• [DESCRIPTION OF THE TASK] The data below should be restated word for word, with every picture omitted.

• [DATASET RECORDS]
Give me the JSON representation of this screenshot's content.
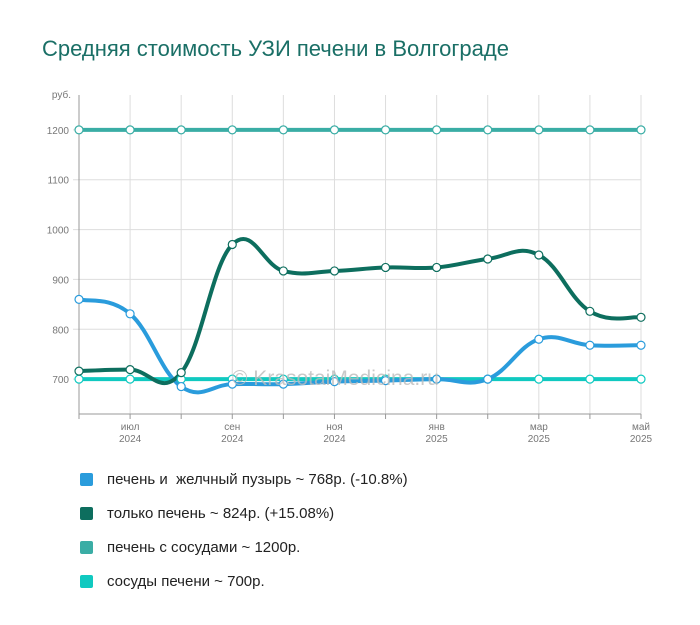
{
  "title": "Средняя стоимость УЗИ печени в Волгограде",
  "watermark": "© KrasotaiMedicina.ru",
  "chart_data": {
    "type": "line",
    "y_unit": "руб.",
    "ylim": [
      630,
      1270
    ],
    "yticks": [
      700,
      800,
      900,
      1000,
      1100,
      1200
    ],
    "grid": true,
    "x": [
      "2024-06",
      "2024-07",
      "2024-08",
      "2024-09",
      "2024-10",
      "2024-11",
      "2024-12",
      "2025-01",
      "2025-02",
      "2025-03",
      "2025-04",
      "2025-05"
    ],
    "x_tick_labels": [
      {
        "index": 1,
        "month": "июл",
        "year": "2024"
      },
      {
        "index": 3,
        "month": "сен",
        "year": "2024"
      },
      {
        "index": 5,
        "month": "ноя",
        "year": "2024"
      },
      {
        "index": 7,
        "month": "янв",
        "year": "2025"
      },
      {
        "index": 9,
        "month": "мар",
        "year": "2025"
      },
      {
        "index": 11,
        "month": "май",
        "year": "2025"
      }
    ],
    "series": [
      {
        "name": "печень и  желчный пузырь ~ 768р. (-10.8%)",
        "color": "#2a9cdc",
        "values": [
          860,
          831,
          685,
          690,
          690,
          695,
          697,
          700,
          700,
          780,
          768,
          768
        ]
      },
      {
        "name": "только печень ~ 824р. (+15.08%)",
        "color": "#0d6e5e",
        "values": [
          716,
          719,
          713,
          970,
          917,
          917,
          924,
          924,
          941,
          949,
          836,
          824
        ]
      },
      {
        "name": "печень с сосудами ~ 1200р.",
        "color": "#3aada5",
        "values": [
          1200,
          1200,
          1200,
          1200,
          1200,
          1200,
          1200,
          1200,
          1200,
          1200,
          1200,
          1200
        ]
      },
      {
        "name": "сосуды печени ~ 700р.",
        "color": "#10c9c0",
        "values": [
          700,
          700,
          700,
          700,
          700,
          700,
          700,
          700,
          700,
          700,
          700,
          700
        ]
      }
    ]
  }
}
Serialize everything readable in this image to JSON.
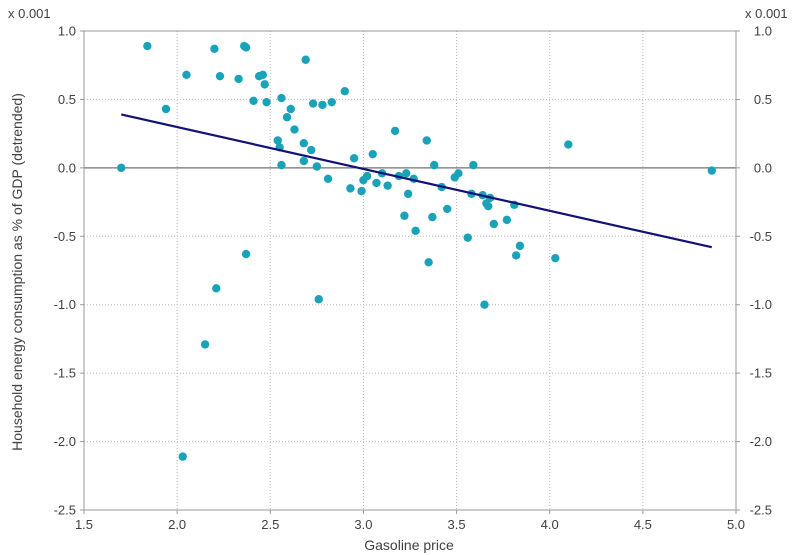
{
  "chart_data": {
    "type": "scatter",
    "title": "",
    "xlabel": "Gasoline price",
    "ylabel": "Household energy consumption as % of GDP (detrended)",
    "y_scale_label_left": "x 0.001",
    "y_scale_label_right": "x 0.001",
    "xlim": [
      1.5,
      5.0
    ],
    "ylim": [
      -2.5,
      1.0
    ],
    "x_ticks": [
      1.5,
      2.0,
      2.5,
      3.0,
      3.5,
      4.0,
      4.5,
      5.0
    ],
    "x_tick_labels": [
      "1.5",
      "2.0",
      "2.5",
      "3.0",
      "3.5",
      "4.0",
      "4.5",
      "5.0"
    ],
    "y_ticks": [
      1.0,
      0.5,
      0.0,
      -0.5,
      -1.0,
      -1.5,
      -2.0,
      -2.5
    ],
    "y_tick_labels": [
      "1.0",
      "0.5",
      "0.0",
      "-0.5",
      "-1.0",
      "-1.5",
      "-2.0",
      "-2.5"
    ],
    "grid": true,
    "zero_line": 0.0,
    "colors": {
      "points": "#1aa3b8",
      "trend": "#111177",
      "grid": "#b8b8b8",
      "zero": "#707070",
      "text": "#404040"
    },
    "points": [
      [
        1.7,
        0.0
      ],
      [
        1.84,
        0.89
      ],
      [
        1.94,
        0.43
      ],
      [
        2.03,
        -2.11
      ],
      [
        2.05,
        0.68
      ],
      [
        2.15,
        -1.29
      ],
      [
        2.2,
        0.87
      ],
      [
        2.21,
        -0.88
      ],
      [
        2.23,
        0.67
      ],
      [
        2.33,
        0.65
      ],
      [
        2.36,
        0.89
      ],
      [
        2.37,
        0.88
      ],
      [
        2.37,
        -0.63
      ],
      [
        2.41,
        0.49
      ],
      [
        2.44,
        0.67
      ],
      [
        2.46,
        0.68
      ],
      [
        2.47,
        0.61
      ],
      [
        2.48,
        0.48
      ],
      [
        2.54,
        0.2
      ],
      [
        2.55,
        0.15
      ],
      [
        2.56,
        0.02
      ],
      [
        2.56,
        0.51
      ],
      [
        2.59,
        0.37
      ],
      [
        2.61,
        0.43
      ],
      [
        2.63,
        0.28
      ],
      [
        2.68,
        0.05
      ],
      [
        2.68,
        0.18
      ],
      [
        2.69,
        0.79
      ],
      [
        2.72,
        0.13
      ],
      [
        2.73,
        0.47
      ],
      [
        2.75,
        0.01
      ],
      [
        2.76,
        -0.96
      ],
      [
        2.78,
        0.46
      ],
      [
        2.81,
        -0.08
      ],
      [
        2.83,
        0.48
      ],
      [
        2.9,
        0.56
      ],
      [
        2.93,
        -0.15
      ],
      [
        2.95,
        0.07
      ],
      [
        2.99,
        -0.17
      ],
      [
        3.0,
        -0.09
      ],
      [
        3.02,
        -0.06
      ],
      [
        3.05,
        0.1
      ],
      [
        3.07,
        -0.11
      ],
      [
        3.1,
        -0.04
      ],
      [
        3.13,
        -0.13
      ],
      [
        3.17,
        0.27
      ],
      [
        3.19,
        -0.06
      ],
      [
        3.22,
        -0.35
      ],
      [
        3.23,
        -0.04
      ],
      [
        3.24,
        -0.19
      ],
      [
        3.27,
        -0.08
      ],
      [
        3.28,
        -0.46
      ],
      [
        3.34,
        0.2
      ],
      [
        3.35,
        -0.69
      ],
      [
        3.37,
        -0.36
      ],
      [
        3.38,
        0.02
      ],
      [
        3.42,
        -0.14
      ],
      [
        3.45,
        -0.3
      ],
      [
        3.49,
        -0.07
      ],
      [
        3.51,
        -0.04
      ],
      [
        3.56,
        -0.51
      ],
      [
        3.58,
        -0.19
      ],
      [
        3.59,
        0.02
      ],
      [
        3.64,
        -0.2
      ],
      [
        3.65,
        -1.0
      ],
      [
        3.66,
        -0.26
      ],
      [
        3.67,
        -0.28
      ],
      [
        3.68,
        -0.22
      ],
      [
        3.7,
        -0.41
      ],
      [
        3.77,
        -0.38
      ],
      [
        3.81,
        -0.27
      ],
      [
        3.82,
        -0.64
      ],
      [
        3.84,
        -0.57
      ],
      [
        4.03,
        -0.66
      ],
      [
        4.1,
        0.17
      ],
      [
        4.87,
        -0.02
      ]
    ],
    "trend_line": {
      "x": [
        1.7,
        4.87
      ],
      "y": [
        0.39,
        -0.58
      ]
    }
  }
}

• [IN RESPONSE]
Give me the JSON representation of this screenshot's content.
{
  "title": "Средняя стоимость УЗИ печени в Волгограде",
  "watermark": "© KrasotaiMedicina.ru",
  "chart_data": {
    "type": "line",
    "y_unit": "руб.",
    "ylim": [
      630,
      1270
    ],
    "yticks": [
      700,
      800,
      900,
      1000,
      1100,
      1200
    ],
    "grid": true,
    "x": [
      "2024-06",
      "2024-07",
      "2024-08",
      "2024-09",
      "2024-10",
      "2024-11",
      "2024-12",
      "2025-01",
      "2025-02",
      "2025-03",
      "2025-04",
      "2025-05"
    ],
    "x_tick_labels": [
      {
        "index": 1,
        "month": "июл",
        "year": "2024"
      },
      {
        "index": 3,
        "month": "сен",
        "year": "2024"
      },
      {
        "index": 5,
        "month": "ноя",
        "year": "2024"
      },
      {
        "index": 7,
        "month": "янв",
        "year": "2025"
      },
      {
        "index": 9,
        "month": "мар",
        "year": "2025"
      },
      {
        "index": 11,
        "month": "май",
        "year": "2025"
      }
    ],
    "series": [
      {
        "name": "печень и  желчный пузырь ~ 768р. (-10.8%)",
        "color": "#2a9cdc",
        "values": [
          860,
          831,
          685,
          690,
          690,
          695,
          697,
          700,
          700,
          780,
          768,
          768
        ]
      },
      {
        "name": "только печень ~ 824р. (+15.08%)",
        "color": "#0d6e5e",
        "values": [
          716,
          719,
          713,
          970,
          917,
          917,
          924,
          924,
          941,
          949,
          836,
          824
        ]
      },
      {
        "name": "печень с сосудами ~ 1200р.",
        "color": "#3aada5",
        "values": [
          1200,
          1200,
          1200,
          1200,
          1200,
          1200,
          1200,
          1200,
          1200,
          1200,
          1200,
          1200
        ]
      },
      {
        "name": "сосуды печени ~ 700р.",
        "color": "#10c9c0",
        "values": [
          700,
          700,
          700,
          700,
          700,
          700,
          700,
          700,
          700,
          700,
          700,
          700
        ]
      }
    ]
  }
}
Serialize everything readable in this image to JSON.
{
  "chart_data": {
    "type": "scatter",
    "title": "",
    "xlabel": "Gasoline price",
    "ylabel": "Household energy consumption as % of GDP (detrended)",
    "y_scale_label_left": "x 0.001",
    "y_scale_label_right": "x 0.001",
    "xlim": [
      1.5,
      5.0
    ],
    "ylim": [
      -2.5,
      1.0
    ],
    "x_ticks": [
      1.5,
      2.0,
      2.5,
      3.0,
      3.5,
      4.0,
      4.5,
      5.0
    ],
    "x_tick_labels": [
      "1.5",
      "2.0",
      "2.5",
      "3.0",
      "3.5",
      "4.0",
      "4.5",
      "5.0"
    ],
    "y_ticks": [
      1.0,
      0.5,
      0.0,
      -0.5,
      -1.0,
      -1.5,
      -2.0,
      -2.5
    ],
    "y_tick_labels": [
      "1.0",
      "0.5",
      "0.0",
      "-0.5",
      "-1.0",
      "-1.5",
      "-2.0",
      "-2.5"
    ],
    "grid": true,
    "zero_line": 0.0,
    "colors": {
      "points": "#1aa3b8",
      "trend": "#111177",
      "grid": "#b8b8b8",
      "zero": "#707070",
      "text": "#404040"
    },
    "points": [
      [
        1.7,
        0.0
      ],
      [
        1.84,
        0.89
      ],
      [
        1.94,
        0.43
      ],
      [
        2.03,
        -2.11
      ],
      [
        2.05,
        0.68
      ],
      [
        2.15,
        -1.29
      ],
      [
        2.2,
        0.87
      ],
      [
        2.21,
        -0.88
      ],
      [
        2.23,
        0.67
      ],
      [
        2.33,
        0.65
      ],
      [
        2.36,
        0.89
      ],
      [
        2.37,
        0.88
      ],
      [
        2.37,
        -0.63
      ],
      [
        2.41,
        0.49
      ],
      [
        2.44,
        0.67
      ],
      [
        2.46,
        0.68
      ],
      [
        2.47,
        0.61
      ],
      [
        2.48,
        0.48
      ],
      [
        2.54,
        0.2
      ],
      [
        2.55,
        0.15
      ],
      [
        2.56,
        0.02
      ],
      [
        2.56,
        0.51
      ],
      [
        2.59,
        0.37
      ],
      [
        2.61,
        0.43
      ],
      [
        2.63,
        0.28
      ],
      [
        2.68,
        0.05
      ],
      [
        2.68,
        0.18
      ],
      [
        2.69,
        0.79
      ],
      [
        2.72,
        0.13
      ],
      [
        2.73,
        0.47
      ],
      [
        2.75,
        0.01
      ],
      [
        2.76,
        -0.96
      ],
      [
        2.78,
        0.46
      ],
      [
        2.81,
        -0.08
      ],
      [
        2.83,
        0.48
      ],
      [
        2.9,
        0.56
      ],
      [
        2.93,
        -0.15
      ],
      [
        2.95,
        0.07
      ],
      [
        2.99,
        -0.17
      ],
      [
        3.0,
        -0.09
      ],
      [
        3.02,
        -0.06
      ],
      [
        3.05,
        0.1
      ],
      [
        3.07,
        -0.11
      ],
      [
        3.1,
        -0.04
      ],
      [
        3.13,
        -0.13
      ],
      [
        3.17,
        0.27
      ],
      [
        3.19,
        -0.06
      ],
      [
        3.22,
        -0.35
      ],
      [
        3.23,
        -0.04
      ],
      [
        3.24,
        -0.19
      ],
      [
        3.27,
        -0.08
      ],
      [
        3.28,
        -0.46
      ],
      [
        3.34,
        0.2
      ],
      [
        3.35,
        -0.69
      ],
      [
        3.37,
        -0.36
      ],
      [
        3.38,
        0.02
      ],
      [
        3.42,
        -0.14
      ],
      [
        3.45,
        -0.3
      ],
      [
        3.49,
        -0.07
      ],
      [
        3.51,
        -0.04
      ],
      [
        3.56,
        -0.51
      ],
      [
        3.58,
        -0.19
      ],
      [
        3.59,
        0.02
      ],
      [
        3.64,
        -0.2
      ],
      [
        3.65,
        -1.0
      ],
      [
        3.66,
        -0.26
      ],
      [
        3.67,
        -0.28
      ],
      [
        3.68,
        -0.22
      ],
      [
        3.7,
        -0.41
      ],
      [
        3.77,
        -0.38
      ],
      [
        3.81,
        -0.27
      ],
      [
        3.82,
        -0.64
      ],
      [
        3.84,
        -0.57
      ],
      [
        4.03,
        -0.66
      ],
      [
        4.1,
        0.17
      ],
      [
        4.87,
        -0.02
      ]
    ],
    "trend_line": {
      "x": [
        1.7,
        4.87
      ],
      "y": [
        0.39,
        -0.58
      ]
    }
  }
}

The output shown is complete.